> GOAL
Gather each line in the entries that includes the string "diameter".

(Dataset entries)
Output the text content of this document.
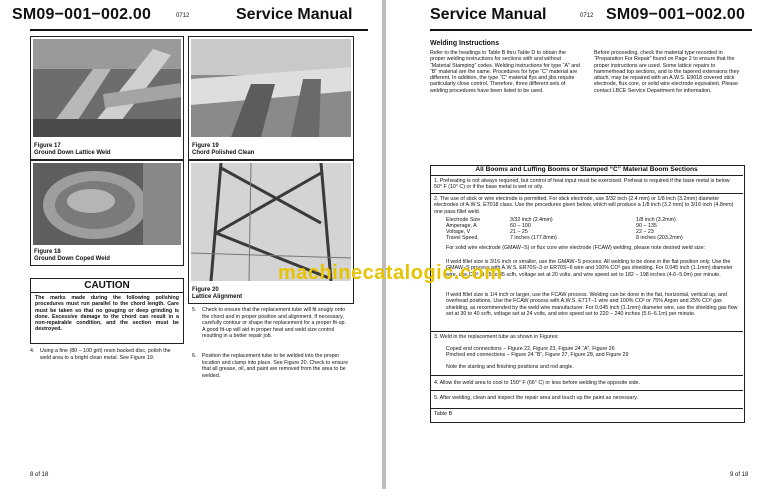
SM09−001−002.00	0712	Service Manual
Figure 17
Ground Down Lattice Weld
Figure 19
Chord Polished Clean
Figure 18
Ground Down Coped Weld
Figure 20
Lattice Alignment
CAUTION
The marks made during the following polishing procedures must run parallel to the chord length. Care must be taken so that no gouging or deep grinding is done. Excessive damage to the chord can result in a non-repairable condition, and the section must be destroyed.
4. Using a fine (80 − 100 grit) resin backed disc, polish the weld area to a bright clean metal. See Figure 19.
5. Check to ensure that the replacement tube will fit snugly onto the chord and in proper position and alignment. If necessary, carefully contour or shape the replacement for a proper fit-up. A good fit-up will aid in proper heat and weld size control resulting in a better repair job.
6. Position the replacement tube to be welded into the proper location and clamp into place. See Figure 20. Check to ensure that all grease, oil, and paint are removed from the area to be welded.
8 of 18
Service Manual	0712 SM09−001−002.00
Welding Instructions
Refer to the headings in Table B thru Table D to obtain the proper welding instructions for sections with and without “Material Stamping” codes. Welding instructions for type “A” and “B” material are the same. Procedures for type “C” material are different. In addition, the type “C” material flys and jibs require particularly close control. Therefore, three different sets of welding procedures have been listed to be used.
Before proceeding, check the material type recorded in “Preparation For Repair” found on Page 2 to ensure that the proper instructions are used. Some lattice repairs to hammerhead top sections, and to the tapered extensions they attach, may be repaired with an A.W.S. E9018 covered stick electrode, flux core, or solid wire electrode equivalent. Please contact LBCE Service Department for information.
All Booms and Luffing Booms or Stamped “C” Material Boom Sections
1. Preheating is not always required, but control of heat input must be exercised. Preheat is required if the base metal is below 50° F (10° C) or if the base metal is wet or oily.
2. The use of stick or wire electrode is permitted. For stick electrode, use 3/32 inch (2.4 mm) or 1/8 inch (3.2mm) diameter electrodes of A.W.S. E7018 class. Use the procedures given below, which will produce a 1/8 inch (3.2 mm) to 3/16 inch (4.8mm) one pass fillet weld.
Electrode Size	3/32 inch (2.4mm)	1/8 inch (3.2mm)
Amperage, A	60 − 100	90 − 135
Voltage, V	21 − 25	22 − 23
Travel Speed,	7 inches (177.8mm)	8 inches (203.2mm)
For solid wire electrode (GMAW−S) or flux core wire electrode (FCAW) welding, please note desired weld size:
If weld fillet size is 3/16 inch or smaller, use the GMAW−S process. All welding to be done in the flat position only. Use the GMAW−S process with A.W.S. ER70S−3 or ER70S−6 wire and 100% CO² gas shielding. For 0.045 inch (1.1mm) diameter wire, use CO² at 25 to 35 scfh, voltage set at 20 volts, and wire speed set to 182 − 198 inches (4.6−5.0m) per minute.
If weld fillet size is 1/4 inch or larger, use the FCAW process. Welding can be done in the flat, horizontal, vertical up, and overhead positions. Use the FCAW process with A.W.S. E71T−1 wire and 100% CO² or 75% Argon and 25% CO² gas shielding, as recommended by the weld wire manufacturer. For 0.045 inch (1.1mm) diameter wire, use the shielding gas flow set at 30 to 40 scfh, voltage set at 24 volts, and wire speed set to 220 − 240 inches (5.6−6.1m) per minute.
3. Weld in the replacement tube as shown in Figures:
Coped end connections − Figure 22, Figure 23, Figure 24 “A”, Figure 26
Pinched end connections − Figure 24 “B”, Figure 27, Figure 28, and Figure 29
Note the starting and finishing positions and rod angle.
4. Allow the weld area to cool to 150° F (66° C) or less before welding the opposite side.
5. After welding, clean and inspect the repair area and touch up the paint as necessary.
Table B
9 of 18
machinecatalogic.com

> WRITTEN SOLUTION
2. The use of stick or wire electrode is permitted. For stick electrode, use 3/32 inch (2.4 mm) or 1/8 inch (3.2mm) diameter electrodes of A.W.S. E7018 class. Use the procedures given below, which will produce a 1/8 inch (3.2 mm) to 3/16 inch (4.8mm) one pass fillet weld.
If weld fillet size is 3/16 inch or smaller, use the GMAW−S process. All welding to be done in the flat position only. Use the GMAW−S process with A.W.S. ER70S−3 or ER70S−6 wire and 100% CO² gas shielding. For 0.045 inch (1.1mm) diameter wire, use CO² at 25 to 35 scfh, voltage set at 20 volts, and wire speed set to 182 − 198 inches (4.6−5.0m) per minute.
If weld fillet size is 1/4 inch or larger, use the FCAW process. Welding can be done in the flat, horizontal, vertical up, and overhead positions. Use the FCAW process with A.W.S. E71T−1 wire and 100% CO² or 75% Argon and 25% CO² gas shielding, as recommended by the weld wire manufacturer. For 0.045 inch (1.1mm) diameter wire, use the shielding gas flow set at 30 to 40 scfh, voltage set at 24 volts, and wire speed set to 220 − 240 inches (5.6−6.1m) per minute.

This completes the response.